▸ **What is asked**:
Quote the data below in full, minus the images.

── Entries ──

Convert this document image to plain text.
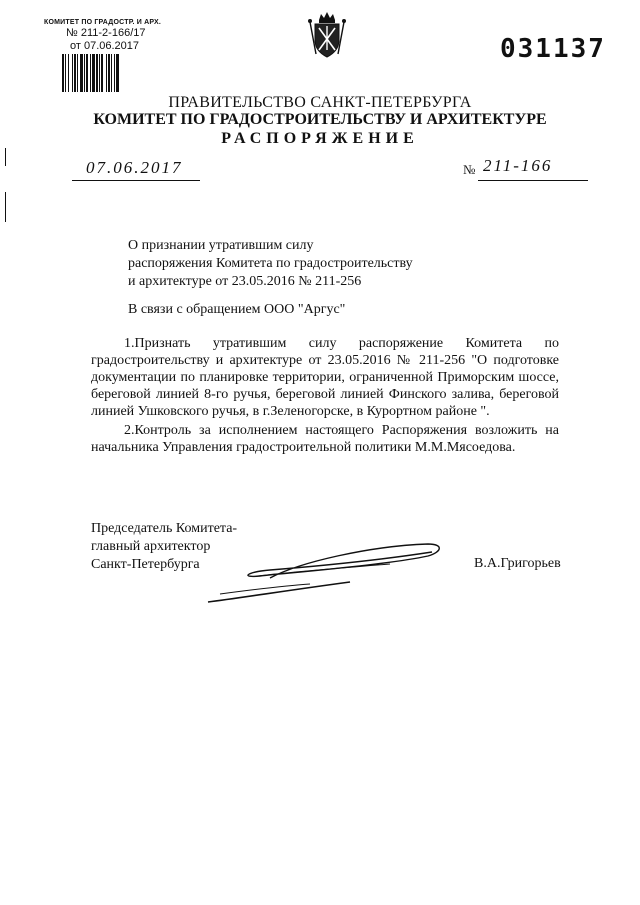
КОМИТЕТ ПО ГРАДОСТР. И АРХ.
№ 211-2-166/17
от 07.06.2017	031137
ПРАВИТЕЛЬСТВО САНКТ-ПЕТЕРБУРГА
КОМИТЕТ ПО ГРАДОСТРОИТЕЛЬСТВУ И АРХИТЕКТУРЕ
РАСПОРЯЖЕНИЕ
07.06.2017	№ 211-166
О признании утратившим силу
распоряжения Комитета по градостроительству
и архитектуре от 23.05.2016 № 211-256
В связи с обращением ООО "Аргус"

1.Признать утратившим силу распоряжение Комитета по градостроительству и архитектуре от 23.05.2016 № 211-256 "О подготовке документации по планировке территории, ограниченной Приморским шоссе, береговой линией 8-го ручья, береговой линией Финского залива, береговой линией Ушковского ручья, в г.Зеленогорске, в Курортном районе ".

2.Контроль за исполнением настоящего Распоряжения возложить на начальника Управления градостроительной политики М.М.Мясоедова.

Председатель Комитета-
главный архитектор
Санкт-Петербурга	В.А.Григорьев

───

▸ **Solution to the problem**:
Convert this document image to plain text.
КОМИТЕТ ПО ГРАДОСТР. И АРХ.
№ 211-2-166/17
от 07.06.2017	031137
ПРАВИТЕЛЬСТВО САНКТ-ПЕТЕРБУРГА
КОМИТЕТ ПО ГРАДОСТРОИТЕЛЬСТВУ И АРХИТЕКТУРЕ
РАСПОРЯЖЕНИЕ
07.06.2017	№ 211-166
О признании утратившим силу
распоряжения Комитета по градостроительству
и архитектуре от 23.05.2016 № 211-256
В связи с обращением ООО "Аргус"

1.Признать утратившим силу распоряжение Комитета по градостроительству и архитектуре от 23.05.2016 № 211-256 "О подготовке документации по планировке территории, ограниченной Приморским шоссе, береговой линией 8-го ручья, береговой линией Финского залива, береговой линией Ушковского ручья, в г.Зеленогорске, в Курортном районе ".

2.Контроль за исполнением настоящего Распоряжения возложить на начальника Управления градостроительной политики М.М.Мясоедова.

Председатель Комитета-
главный архитектор
Санкт-Петербурга	В.А.Григорьев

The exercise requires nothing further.